» **WRITTEN INSTRUCTION**
Scan the entries below and extract each line with the word "value" in it.

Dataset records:
START
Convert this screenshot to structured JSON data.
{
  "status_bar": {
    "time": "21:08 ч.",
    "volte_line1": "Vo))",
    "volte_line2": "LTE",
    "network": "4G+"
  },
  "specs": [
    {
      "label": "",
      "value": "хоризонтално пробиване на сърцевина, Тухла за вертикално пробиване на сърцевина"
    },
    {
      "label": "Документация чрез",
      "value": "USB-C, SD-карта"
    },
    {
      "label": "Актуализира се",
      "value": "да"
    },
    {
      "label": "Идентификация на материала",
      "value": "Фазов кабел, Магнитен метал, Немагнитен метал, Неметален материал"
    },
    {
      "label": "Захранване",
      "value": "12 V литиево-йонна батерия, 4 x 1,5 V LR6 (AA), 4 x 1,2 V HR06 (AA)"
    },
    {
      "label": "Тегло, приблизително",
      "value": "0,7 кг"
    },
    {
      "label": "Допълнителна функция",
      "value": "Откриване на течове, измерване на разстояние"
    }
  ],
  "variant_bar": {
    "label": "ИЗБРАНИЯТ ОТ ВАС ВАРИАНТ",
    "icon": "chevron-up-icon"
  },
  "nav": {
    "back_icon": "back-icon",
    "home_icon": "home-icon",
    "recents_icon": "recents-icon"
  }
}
END
» **RESULT OF THE EXERCISE**
      "value": "хоризонтално пробиване на сърцевина, Тухла за вертикално пробиване на сърцевина"
      "value": "USB-C, SD-карта"
      "value": "да"
      "value": "Фазов кабел, Магнитен метал, Немагнитен метал, Неметален материал"
      "value": "12 V литиево-йонна батерия, 4 x 1,5 V LR6 (AA), 4 x 1,2 V HR06 (AA)"
      "value": "0,7 кг"
      "value": "Откриване на течове, измерване на разстояние"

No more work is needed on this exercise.